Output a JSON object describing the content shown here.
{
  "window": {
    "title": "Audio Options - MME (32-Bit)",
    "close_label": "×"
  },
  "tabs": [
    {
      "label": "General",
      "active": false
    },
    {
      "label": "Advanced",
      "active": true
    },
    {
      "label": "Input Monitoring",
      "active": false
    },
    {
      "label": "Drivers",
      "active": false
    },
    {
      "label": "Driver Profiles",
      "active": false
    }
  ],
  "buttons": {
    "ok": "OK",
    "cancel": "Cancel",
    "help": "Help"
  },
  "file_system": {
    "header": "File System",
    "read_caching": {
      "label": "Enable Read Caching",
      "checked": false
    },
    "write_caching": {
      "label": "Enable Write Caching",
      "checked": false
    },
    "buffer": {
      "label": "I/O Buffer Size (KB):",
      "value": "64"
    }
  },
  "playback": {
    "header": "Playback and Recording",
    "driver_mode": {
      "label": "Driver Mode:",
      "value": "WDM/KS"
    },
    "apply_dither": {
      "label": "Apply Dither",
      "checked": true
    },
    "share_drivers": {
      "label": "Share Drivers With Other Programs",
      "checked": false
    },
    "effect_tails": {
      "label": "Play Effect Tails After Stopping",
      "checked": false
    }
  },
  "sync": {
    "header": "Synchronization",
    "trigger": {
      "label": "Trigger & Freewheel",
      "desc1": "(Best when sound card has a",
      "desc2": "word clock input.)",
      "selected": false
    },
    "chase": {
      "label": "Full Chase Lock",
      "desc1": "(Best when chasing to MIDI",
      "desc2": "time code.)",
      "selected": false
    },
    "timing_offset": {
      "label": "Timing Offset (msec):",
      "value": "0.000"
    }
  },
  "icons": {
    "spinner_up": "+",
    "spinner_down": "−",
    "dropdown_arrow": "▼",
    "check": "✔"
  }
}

- TASK TO CARRY OUT: Each entry above is to be set down again in exactly the same words.

- ANSWER TO THE TASK:
Output a JSON object describing the content shown here.
{
  "window": {
    "title": "Audio Options - MME (32-Bit)",
    "close_label": "×"
  },
  "tabs": [
    {
      "label": "General",
      "active": false
    },
    {
      "label": "Advanced",
      "active": true
    },
    {
      "label": "Input Monitoring",
      "active": false
    },
    {
      "label": "Drivers",
      "active": false
    },
    {
      "label": "Driver Profiles",
      "active": false
    }
  ],
  "buttons": {
    "ok": "OK",
    "cancel": "Cancel",
    "help": "Help"
  },
  "file_system": {
    "header": "File System",
    "read_caching": {
      "label": "Enable Read Caching",
      "checked": false
    },
    "write_caching": {
      "label": "Enable Write Caching",
      "checked": false
    },
    "buffer": {
      "label": "I/O Buffer Size (KB):",
      "value": "64"
    }
  },
  "playback": {
    "header": "Playback and Recording",
    "driver_mode": {
      "label": "Driver Mode:",
      "value": "WDM/KS"
    },
    "apply_dither": {
      "label": "Apply Dither",
      "checked": true
    },
    "share_drivers": {
      "label": "Share Drivers With Other Programs",
      "checked": false
    },
    "effect_tails": {
      "label": "Play Effect Tails After Stopping",
      "checked": false
    }
  },
  "sync": {
    "header": "Synchronization",
    "trigger": {
      "label": "Trigger & Freewheel",
      "desc1": "(Best when sound card has a",
      "desc2": "word clock input.)",
      "selected": false
    },
    "chase": {
      "label": "Full Chase Lock",
      "desc1": "(Best when chasing to MIDI",
      "desc2": "time code.)",
      "selected": false
    },
    "timing_offset": {
      "label": "Timing Offset (msec):",
      "value": "0.000"
    }
  },
  "icons": {
    "spinner_up": "+",
    "spinner_down": "−",
    "dropdown_arrow": "▼",
    "check": "✔"
  }
}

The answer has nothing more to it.